Your objective: Copy, from the entries below, each line where the word "clear" can be found.

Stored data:
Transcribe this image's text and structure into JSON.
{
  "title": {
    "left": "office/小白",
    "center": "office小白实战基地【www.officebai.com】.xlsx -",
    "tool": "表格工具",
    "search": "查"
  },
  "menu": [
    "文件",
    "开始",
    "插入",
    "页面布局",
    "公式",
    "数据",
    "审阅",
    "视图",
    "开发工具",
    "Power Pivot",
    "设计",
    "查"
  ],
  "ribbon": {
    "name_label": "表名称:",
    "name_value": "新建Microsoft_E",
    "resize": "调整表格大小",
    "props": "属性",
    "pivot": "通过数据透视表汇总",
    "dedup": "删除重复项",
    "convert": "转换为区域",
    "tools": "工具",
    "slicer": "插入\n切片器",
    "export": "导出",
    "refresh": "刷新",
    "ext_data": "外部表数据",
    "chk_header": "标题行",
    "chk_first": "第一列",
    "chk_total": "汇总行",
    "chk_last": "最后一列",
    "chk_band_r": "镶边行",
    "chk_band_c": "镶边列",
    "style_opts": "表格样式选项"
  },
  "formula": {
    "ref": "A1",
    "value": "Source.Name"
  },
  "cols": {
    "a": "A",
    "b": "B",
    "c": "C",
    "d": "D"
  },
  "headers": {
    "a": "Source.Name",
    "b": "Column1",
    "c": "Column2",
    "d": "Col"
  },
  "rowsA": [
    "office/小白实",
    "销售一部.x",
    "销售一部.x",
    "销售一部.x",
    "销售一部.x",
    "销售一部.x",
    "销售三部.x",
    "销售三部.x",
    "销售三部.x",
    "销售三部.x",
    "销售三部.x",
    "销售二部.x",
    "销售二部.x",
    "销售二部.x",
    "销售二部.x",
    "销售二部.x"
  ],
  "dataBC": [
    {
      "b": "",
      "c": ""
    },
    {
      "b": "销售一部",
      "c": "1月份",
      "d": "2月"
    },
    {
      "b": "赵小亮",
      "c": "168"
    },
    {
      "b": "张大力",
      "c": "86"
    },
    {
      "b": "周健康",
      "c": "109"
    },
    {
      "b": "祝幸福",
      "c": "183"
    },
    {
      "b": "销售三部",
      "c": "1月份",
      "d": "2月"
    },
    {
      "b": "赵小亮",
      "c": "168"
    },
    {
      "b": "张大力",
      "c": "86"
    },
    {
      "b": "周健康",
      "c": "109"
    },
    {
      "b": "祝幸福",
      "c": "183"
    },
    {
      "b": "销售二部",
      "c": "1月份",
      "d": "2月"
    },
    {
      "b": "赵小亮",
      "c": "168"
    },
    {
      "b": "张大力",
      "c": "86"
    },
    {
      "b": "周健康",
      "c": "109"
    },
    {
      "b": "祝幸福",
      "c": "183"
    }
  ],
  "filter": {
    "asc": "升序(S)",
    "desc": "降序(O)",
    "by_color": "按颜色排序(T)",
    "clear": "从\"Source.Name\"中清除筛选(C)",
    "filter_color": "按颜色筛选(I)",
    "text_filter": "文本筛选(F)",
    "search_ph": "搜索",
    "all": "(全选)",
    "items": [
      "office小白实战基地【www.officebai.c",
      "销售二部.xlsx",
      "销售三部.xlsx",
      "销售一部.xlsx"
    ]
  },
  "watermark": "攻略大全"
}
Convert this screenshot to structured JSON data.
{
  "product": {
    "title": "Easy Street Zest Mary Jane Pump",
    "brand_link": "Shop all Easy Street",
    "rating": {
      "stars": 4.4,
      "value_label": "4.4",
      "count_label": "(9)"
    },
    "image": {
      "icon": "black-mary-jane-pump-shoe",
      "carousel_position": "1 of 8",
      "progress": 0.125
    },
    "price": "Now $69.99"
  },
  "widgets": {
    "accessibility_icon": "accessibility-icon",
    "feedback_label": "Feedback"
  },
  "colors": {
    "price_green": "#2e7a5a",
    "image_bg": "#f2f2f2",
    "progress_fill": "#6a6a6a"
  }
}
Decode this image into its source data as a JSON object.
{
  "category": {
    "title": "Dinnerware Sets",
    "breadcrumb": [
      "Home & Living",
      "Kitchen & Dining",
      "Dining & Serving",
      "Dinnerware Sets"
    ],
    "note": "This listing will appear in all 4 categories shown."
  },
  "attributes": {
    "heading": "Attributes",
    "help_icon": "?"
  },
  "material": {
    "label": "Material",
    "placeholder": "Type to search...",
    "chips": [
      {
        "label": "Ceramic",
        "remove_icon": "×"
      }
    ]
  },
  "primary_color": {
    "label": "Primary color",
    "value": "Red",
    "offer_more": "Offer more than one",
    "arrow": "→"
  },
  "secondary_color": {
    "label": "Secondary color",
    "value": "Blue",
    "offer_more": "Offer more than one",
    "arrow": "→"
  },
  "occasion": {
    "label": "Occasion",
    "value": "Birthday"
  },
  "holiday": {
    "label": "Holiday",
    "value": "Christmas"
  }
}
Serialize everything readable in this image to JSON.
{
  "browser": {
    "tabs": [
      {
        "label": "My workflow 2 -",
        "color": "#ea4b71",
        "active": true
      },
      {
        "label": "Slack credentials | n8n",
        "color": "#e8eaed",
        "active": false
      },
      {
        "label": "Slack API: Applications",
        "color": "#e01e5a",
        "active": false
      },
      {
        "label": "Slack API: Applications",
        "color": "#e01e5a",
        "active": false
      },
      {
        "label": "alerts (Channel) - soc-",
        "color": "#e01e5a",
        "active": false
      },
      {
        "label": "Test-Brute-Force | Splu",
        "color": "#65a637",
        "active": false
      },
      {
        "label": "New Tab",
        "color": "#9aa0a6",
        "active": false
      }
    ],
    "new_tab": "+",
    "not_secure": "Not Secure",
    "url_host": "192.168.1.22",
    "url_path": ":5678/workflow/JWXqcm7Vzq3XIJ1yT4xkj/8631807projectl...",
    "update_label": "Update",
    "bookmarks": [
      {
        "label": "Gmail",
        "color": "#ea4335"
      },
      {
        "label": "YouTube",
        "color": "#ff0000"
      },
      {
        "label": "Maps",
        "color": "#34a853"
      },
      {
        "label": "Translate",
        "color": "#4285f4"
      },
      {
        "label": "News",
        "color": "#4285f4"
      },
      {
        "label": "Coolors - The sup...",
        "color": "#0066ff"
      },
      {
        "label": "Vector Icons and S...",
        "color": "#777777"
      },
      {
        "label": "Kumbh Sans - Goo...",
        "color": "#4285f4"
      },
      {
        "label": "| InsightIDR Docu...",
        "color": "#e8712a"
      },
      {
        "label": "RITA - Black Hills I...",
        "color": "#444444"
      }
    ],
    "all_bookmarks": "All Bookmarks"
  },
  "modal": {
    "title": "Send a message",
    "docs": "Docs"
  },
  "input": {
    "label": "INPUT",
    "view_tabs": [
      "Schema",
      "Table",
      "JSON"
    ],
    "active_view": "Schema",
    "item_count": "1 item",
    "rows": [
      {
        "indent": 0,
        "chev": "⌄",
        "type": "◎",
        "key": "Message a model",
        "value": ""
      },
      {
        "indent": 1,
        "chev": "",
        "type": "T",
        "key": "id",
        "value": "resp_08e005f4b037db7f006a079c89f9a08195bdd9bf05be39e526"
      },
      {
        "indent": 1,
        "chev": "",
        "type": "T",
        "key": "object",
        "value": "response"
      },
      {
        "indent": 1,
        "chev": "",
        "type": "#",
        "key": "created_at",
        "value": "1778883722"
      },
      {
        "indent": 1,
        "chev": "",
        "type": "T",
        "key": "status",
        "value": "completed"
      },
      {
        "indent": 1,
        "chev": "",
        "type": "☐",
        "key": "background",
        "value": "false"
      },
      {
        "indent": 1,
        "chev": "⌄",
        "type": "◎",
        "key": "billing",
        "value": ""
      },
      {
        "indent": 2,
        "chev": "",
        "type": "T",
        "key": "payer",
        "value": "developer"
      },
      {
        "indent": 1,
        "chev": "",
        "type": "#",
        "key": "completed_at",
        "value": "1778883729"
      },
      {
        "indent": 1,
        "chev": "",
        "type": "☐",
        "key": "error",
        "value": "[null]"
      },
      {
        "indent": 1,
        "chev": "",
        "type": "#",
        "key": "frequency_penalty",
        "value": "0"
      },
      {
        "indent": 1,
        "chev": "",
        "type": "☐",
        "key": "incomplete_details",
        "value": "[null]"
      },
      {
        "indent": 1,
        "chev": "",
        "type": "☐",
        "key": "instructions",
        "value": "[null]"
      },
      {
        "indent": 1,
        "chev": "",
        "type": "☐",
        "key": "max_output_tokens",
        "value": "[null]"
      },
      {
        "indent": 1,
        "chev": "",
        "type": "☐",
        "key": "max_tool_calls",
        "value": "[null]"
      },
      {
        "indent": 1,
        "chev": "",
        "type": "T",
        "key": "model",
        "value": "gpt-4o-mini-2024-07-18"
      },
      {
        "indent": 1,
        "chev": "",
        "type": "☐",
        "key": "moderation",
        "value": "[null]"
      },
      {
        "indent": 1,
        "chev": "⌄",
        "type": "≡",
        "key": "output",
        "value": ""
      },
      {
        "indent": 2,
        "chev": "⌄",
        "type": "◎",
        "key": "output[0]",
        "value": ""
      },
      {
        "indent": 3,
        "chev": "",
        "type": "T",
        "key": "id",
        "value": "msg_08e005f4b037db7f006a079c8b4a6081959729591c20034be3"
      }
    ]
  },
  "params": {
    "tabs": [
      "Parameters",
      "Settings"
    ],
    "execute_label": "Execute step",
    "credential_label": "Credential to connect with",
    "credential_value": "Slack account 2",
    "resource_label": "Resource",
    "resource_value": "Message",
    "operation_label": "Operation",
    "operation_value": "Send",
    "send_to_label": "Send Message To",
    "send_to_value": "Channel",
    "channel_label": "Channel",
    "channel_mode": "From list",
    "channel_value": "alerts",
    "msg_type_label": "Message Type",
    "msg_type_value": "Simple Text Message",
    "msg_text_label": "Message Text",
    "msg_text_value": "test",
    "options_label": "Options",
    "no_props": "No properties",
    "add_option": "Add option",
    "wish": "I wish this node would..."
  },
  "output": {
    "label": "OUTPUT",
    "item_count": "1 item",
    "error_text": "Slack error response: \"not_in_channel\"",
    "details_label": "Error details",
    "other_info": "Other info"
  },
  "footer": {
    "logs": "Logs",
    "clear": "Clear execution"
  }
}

Answer to the task:
    "clear": "从\"Source.Name\"中清除筛选(C)",
    "clear": "Clear execution"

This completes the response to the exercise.